A block of data:
==============================

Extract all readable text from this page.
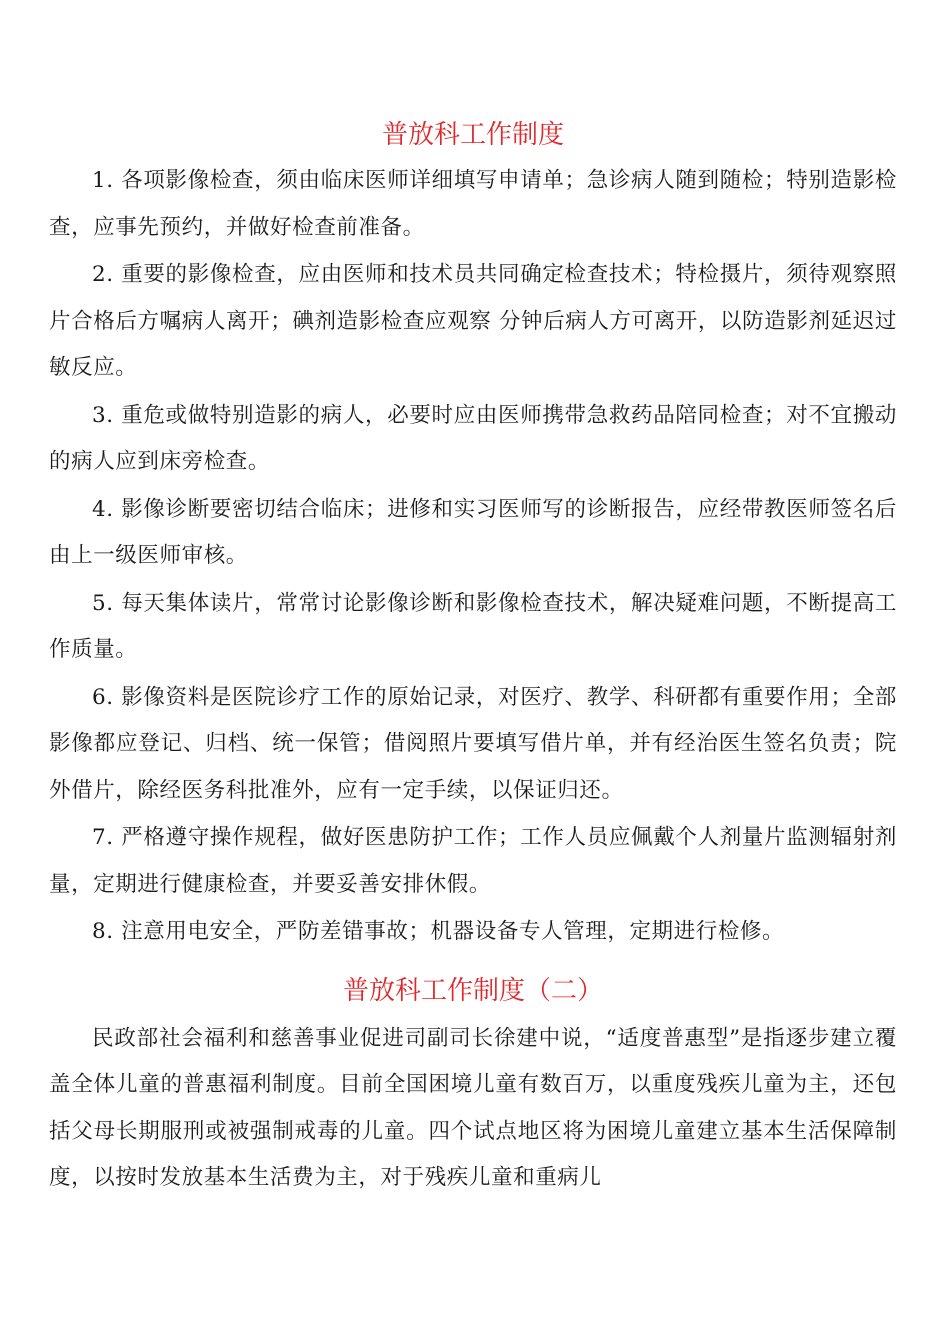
普放科工作制度

1. 各项影像检查，须由临床医师详细填写申请单；急诊病人随到随检；特别造影检查，应事先预约，并做好检查前准备。

2. 重要的影像检查，应由医师和技术员共同确定检查技术；特检摄片，须待观察照片合格后方嘱病人离开；碘剂造影检查应观察 分钟后病人方可离开，以防造影剂延迟过敏反应。

3. 重危或做特别造影的病人，必要时应由医师携带急救药品陪同检查；对不宜搬动的病人应到床旁检查。

4. 影像诊断要密切结合临床；进修和实习医师写的诊断报告，应经带教医师签名后由上一级医师审核。

5. 每天集体读片，常常讨论影像诊断和影像检查技术，解决疑难问题，不断提高工作质量。

6. 影像资料是医院诊疗工作的原始记录，对医疗、教学、科研都有重要作用；全部影像都应登记、归档、统一保管；借阅照片要填写借片单，并有经治医生签名负责；院外借片，除经医务科批准外，应有一定手续，以保证归还。

7. 严格遵守操作规程，做好医患防护工作；工作人员应佩戴个人剂量片监测辐射剂量，定期进行健康检查，并要妥善安排休假。

8. 注意用电安全，严防差错事故；机器设备专人管理，定期进行检修。

普放科工作制度（二）

民政部社会福利和慈善事业促进司副司长徐建中说，“适度普惠型”是指逐步建立覆盖全体儿童的普惠福利制度。目前全国困境儿童有数百万，以重度残疾儿童为主，还包括父母长期服刑或被强制戒毒的儿童。四个试点地区将为困境儿童建立基本生活保障制度，以按时发放基本生活费为主，对于残疾儿童和重病儿
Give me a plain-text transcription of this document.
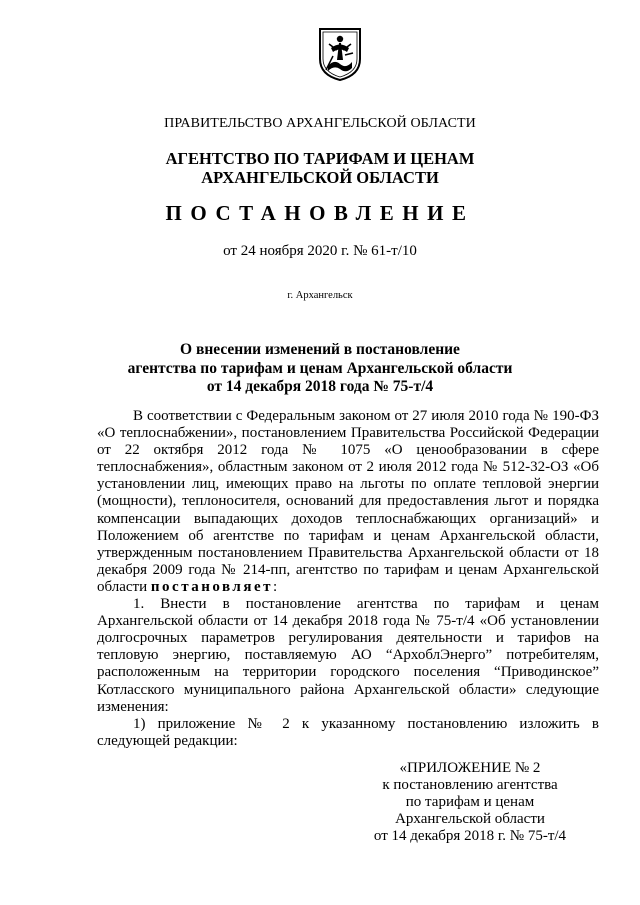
ПРАВИТЕЛЬСТВО АРХАНГЕЛЬСКОЙ ОБЛАСТИ
АГЕНТСТВО ПО ТАРИФАМ И ЦЕНАМ
АРХАНГЕЛЬСКОЙ ОБЛАСТИ
ПОСТАНОВЛЕНИЕ
от 24 ноября 2020 г. № 61-т/10
г. Архангельск
О внесении изменений в постановление
агентства по тарифам и ценам Архангельской области
от 14 декабря 2018 года № 75-т/4

В соответствии с Федеральным законом от 27 июля 2010 года № 190-ФЗ «О теплоснабжении», постановлением Правительства Российской Федерации от 22 октября 2012 года № 1075 «О ценообразовании в сфере теплоснабжения», областным законом от 2 июля 2012 года № 512-32-ОЗ «Об установлении лиц, имеющих право на льготы по оплате тепловой энергии (мощности), теплоносителя, оснований для предоставления льгот и порядка компенсации выпадающих доходов теплоснабжающих организаций» и Положением об агентстве по тарифам и ценам Архангельской области, утвержденным постановлением Правительства Архангельской области от 18 декабря 2009 года № 214-пп, агентство по тарифам и ценам Архангельской области постановляет:

1. Внести в постановление агентства по тарифам и ценам Архангельской области от 14 декабря 2018 года № 75-т/4 «Об установлении долгосрочных параметров регулирования деятельности и тарифов на тепловую энергию, поставляемую АО “АрхоблЭнерго” потребителям, расположенным на территории городского поселения “Приводинское” Котласского муниципального района Архангельской области» следующие изменения:

1) приложение № 2 к указанному постановлению изложить в следующей редакции:

«ПРИЛОЖЕНИЕ № 2
к постановлению агентства
по тарифам и ценам
Архангельской области
от 14 декабря 2018 г. № 75-т/4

==============================

Exercise details: Reproduce the listing word for word and omit its pictures.

Reply:
Extract all readable text from this page.
普放科工作制度

1. 各项影像检查，须由临床医师详细填写申请单；急诊病人随到随检；特别造影检查，应事先预约，并做好检查前准备。

2. 重要的影像检查，应由医师和技术员共同确定检查技术；特检摄片，须待观察照片合格后方嘱病人离开；碘剂造影检查应观察 分钟后病人方可离开，以防造影剂延迟过敏反应。

3. 重危或做特别造影的病人，必要时应由医师携带急救药品陪同检查；对不宜搬动的病人应到床旁检查。

4. 影像诊断要密切结合临床；进修和实习医师写的诊断报告，应经带教医师签名后由上一级医师审核。

5. 每天集体读片，常常讨论影像诊断和影像检查技术，解决疑难问题，不断提高工作质量。

6. 影像资料是医院诊疗工作的原始记录，对医疗、教学、科研都有重要作用；全部影像都应登记、归档、统一保管；借阅照片要填写借片单，并有经治医生签名负责；院外借片，除经医务科批准外，应有一定手续，以保证归还。

7. 严格遵守操作规程，做好医患防护工作；工作人员应佩戴个人剂量片监测辐射剂量，定期进行健康检查，并要妥善安排休假。

8. 注意用电安全，严防差错事故；机器设备专人管理，定期进行检修。

普放科工作制度（二）

民政部社会福利和慈善事业促进司副司长徐建中说，“适度普惠型”是指逐步建立覆盖全体儿童的普惠福利制度。目前全国困境儿童有数百万，以重度残疾儿童为主，还包括父母长期服刑或被强制戒毒的儿童。四个试点地区将为困境儿童建立基本生活保障制度，以按时发放基本生活费为主，对于残疾儿童和重病儿
Give me a plain-text transcription of this document.
ПРАВИТЕЛЬСТВО АРХАНГЕЛЬСКОЙ ОБЛАСТИ
АГЕНТСТВО ПО ТАРИФАМ И ЦЕНАМ
АРХАНГЕЛЬСКОЙ ОБЛАСТИ
ПОСТАНОВЛЕНИЕ
от 24 ноября 2020 г. № 61-т/10
г. Архангельск
О внесении изменений в постановление
агентства по тарифам и ценам Архангельской области
от 14 декабря 2018 года № 75-т/4

В соответствии с Федеральным законом от 27 июля 2010 года № 190-ФЗ «О теплоснабжении», постановлением Правительства Российской Федерации от 22 октября 2012 года № 1075 «О ценообразовании в сфере теплоснабжения», областным законом от 2 июля 2012 года № 512-32-ОЗ «Об установлении лиц, имеющих право на льготы по оплате тепловой энергии (мощности), теплоносителя, оснований для предоставления льгот и порядка компенсации выпадающих доходов теплоснабжающих организаций» и Положением об агентстве по тарифам и ценам Архангельской области, утвержденным постановлением Правительства Архангельской области от 18 декабря 2009 года № 214-пп, агентство по тарифам и ценам Архангельской области постановляет:

1. Внести в постановление агентства по тарифам и ценам Архангельской области от 14 декабря 2018 года № 75-т/4 «Об установлении долгосрочных параметров регулирования деятельности и тарифов на тепловую энергию, поставляемую АО “АрхоблЭнерго” потребителям, расположенным на территории городского поселения “Приводинское” Котласского муниципального района Архангельской области» следующие изменения:

1) приложение № 2 к указанному постановлению изложить в следующей редакции:

«ПРИЛОЖЕНИЕ № 2
к постановлению агентства
по тарифам и ценам
Архангельской области
от 14 декабря 2018 г. № 75-т/4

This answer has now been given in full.